> WHAT IS ASKED:
Write out all the lines again, precisely as they stand, but without the images.

> LISTED RECORDS:
....................

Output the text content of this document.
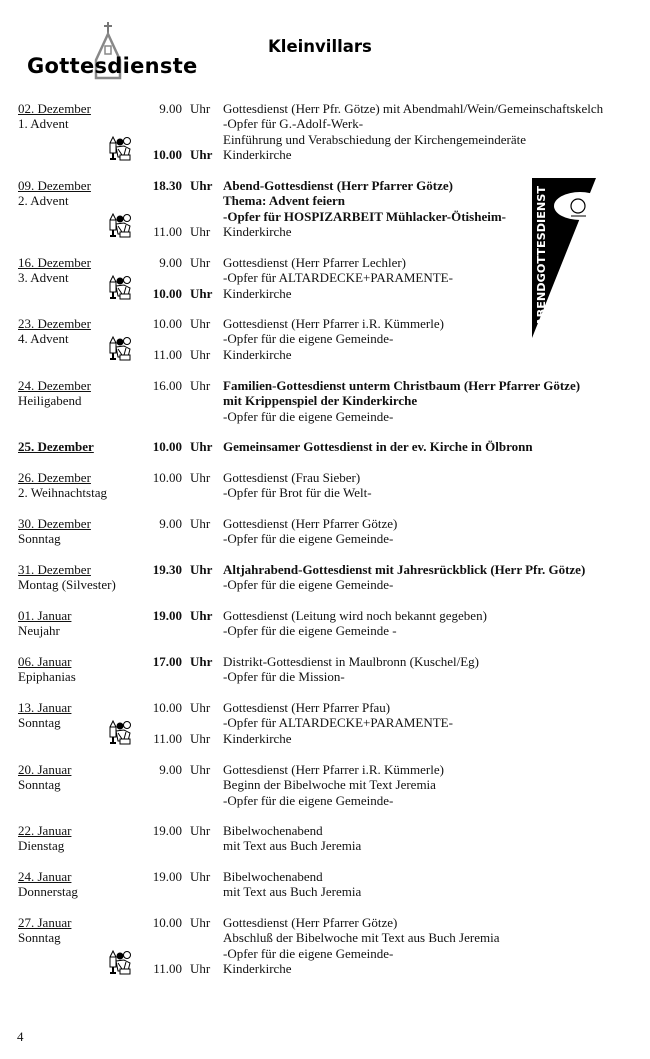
Gottesdienste
Kleinvillars
ABENDGOTTESDIENST
02. Dezember	9.00 Uhr Gottesdienst (Herr Pfr. Götze) mit Abendmahl/Wein/Gemeinschaftskelch
1. Advent	-Opfer für G.-Adolf-Werk-
Einführung und Verabschiedung der Kirchengemeinderäte
10.00 Uhr Kinderkirche
09. Dezember	18.30 Uhr Abend-Gottesdienst (Herr Pfarrer Götze)
2. Advent	Thema: Advent feiern
-Opfer für HOSPIZARBEIT Mühlacker-Ötisheim-
11.00 Uhr Kinderkirche
16. Dezember	9.00 Uhr Gottesdienst (Herr Pfarrer Lechler)
3. Advent	-Opfer für ALTARDECKE+PARAMENTE-
10.00 Uhr Kinderkirche
23. Dezember	10.00 Uhr Gottesdienst (Herr Pfarrer i.R. Kümmerle)
4. Advent	-Opfer für die eigene Gemeinde-
11.00 Uhr Kinderkirche
24. Dezember	16.00 Uhr Familien-Gottesdienst unterm Christbaum (Herr Pfarrer Götze)
Heiligabend	mit Krippenspiel der Kinderkirche
-Opfer für die eigene Gemeinde-
25. Dezember	10.00 Uhr Gemeinsamer Gottesdienst in der ev. Kirche in Ölbronn
26. Dezember	10.00 Uhr Gottesdienst (Frau Sieber)
2. Weihnachtstag	-Opfer für Brot für die Welt-
30. Dezember	9.00 Uhr Gottesdienst (Herr Pfarrer Götze)
Sonntag	-Opfer für die eigene Gemeinde-
31. Dezember	19.30 Uhr Altjahrabend-Gottesdienst mit Jahresrückblick (Herr Pfr. Götze)
Montag (Silvester)	-Opfer für die eigene Gemeinde-
01. Januar	19.00 Uhr Gottesdienst (Leitung wird noch bekannt gegeben)
Neujahr	-Opfer für die eigene Gemeinde -
06. Januar	17.00 Uhr Distrikt-Gottesdienst in Maulbronn (Kuschel/Eg)
Epiphanias	-Opfer für die Mission-
13. Januar	10.00 Uhr Gottesdienst (Herr Pfarrer Pfau)
Sonntag	-Opfer für ALTARDECKE+PARAMENTE-
11.00 Uhr Kinderkirche
20. Januar	9.00 Uhr Gottesdienst (Herr Pfarrer i.R. Kümmerle)
Sonntag	Beginn der Bibelwoche mit Text Jeremia
-Opfer für die eigene Gemeinde-
22. Januar	19.00 Uhr Bibelwochenabend
Dienstag	mit Text aus Buch Jeremia
24. Januar	19.00 Uhr Bibelwochenabend
Donnerstag	mit Text aus Buch Jeremia
27. Januar	10.00 Uhr Gottesdienst (Herr Pfarrer Götze)
Sonntag	Abschluß der Bibelwoche mit Text aus Buch Jeremia
-Opfer für die eigene Gemeinde-
11.00 Uhr Kinderkirche
4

....................

> SOLUTION FOR THIS PROBLEM:
Output the text content of this document.
Gottesdienste
Kleinvillars
ABENDGOTTESDIENST
02. Dezember	9.00 Uhr Gottesdienst (Herr Pfr. Götze) mit Abendmahl/Wein/Gemeinschaftskelch
1. Advent	-Opfer für G.-Adolf-Werk-
Einführung und Verabschiedung der Kirchengemeinderäte
10.00 Uhr Kinderkirche
09. Dezember	18.30 Uhr Abend-Gottesdienst (Herr Pfarrer Götze)
2. Advent	Thema: Advent feiern
-Opfer für HOSPIZARBEIT Mühlacker-Ötisheim-
11.00 Uhr Kinderkirche
16. Dezember	9.00 Uhr Gottesdienst (Herr Pfarrer Lechler)
3. Advent	-Opfer für ALTARDECKE+PARAMENTE-
10.00 Uhr Kinderkirche
23. Dezember	10.00 Uhr Gottesdienst (Herr Pfarrer i.R. Kümmerle)
4. Advent	-Opfer für die eigene Gemeinde-
11.00 Uhr Kinderkirche
24. Dezember	16.00 Uhr Familien-Gottesdienst unterm Christbaum (Herr Pfarrer Götze)
Heiligabend	mit Krippenspiel der Kinderkirche
-Opfer für die eigene Gemeinde-
25. Dezember	10.00 Uhr Gemeinsamer Gottesdienst in der ev. Kirche in Ölbronn
26. Dezember	10.00 Uhr Gottesdienst (Frau Sieber)
2. Weihnachtstag	-Opfer für Brot für die Welt-
30. Dezember	9.00 Uhr Gottesdienst (Herr Pfarrer Götze)
Sonntag	-Opfer für die eigene Gemeinde-
31. Dezember	19.30 Uhr Altjahrabend-Gottesdienst mit Jahresrückblick (Herr Pfr. Götze)
Montag (Silvester)	-Opfer für die eigene Gemeinde-
01. Januar	19.00 Uhr Gottesdienst (Leitung wird noch bekannt gegeben)
Neujahr	-Opfer für die eigene Gemeinde -
06. Januar	17.00 Uhr Distrikt-Gottesdienst in Maulbronn (Kuschel/Eg)
Epiphanias	-Opfer für die Mission-
13. Januar	10.00 Uhr Gottesdienst (Herr Pfarrer Pfau)
Sonntag	-Opfer für ALTARDECKE+PARAMENTE-
11.00 Uhr Kinderkirche
20. Januar	9.00 Uhr Gottesdienst (Herr Pfarrer i.R. Kümmerle)
Sonntag	Beginn der Bibelwoche mit Text Jeremia
-Opfer für die eigene Gemeinde-
22. Januar	19.00 Uhr Bibelwochenabend
Dienstag	mit Text aus Buch Jeremia
24. Januar	19.00 Uhr Bibelwochenabend
Donnerstag	mit Text aus Buch Jeremia
27. Januar	10.00 Uhr Gottesdienst (Herr Pfarrer Götze)
Sonntag	Abschluß der Bibelwoche mit Text aus Buch Jeremia
-Opfer für die eigene Gemeinde-
11.00 Uhr Kinderkirche
4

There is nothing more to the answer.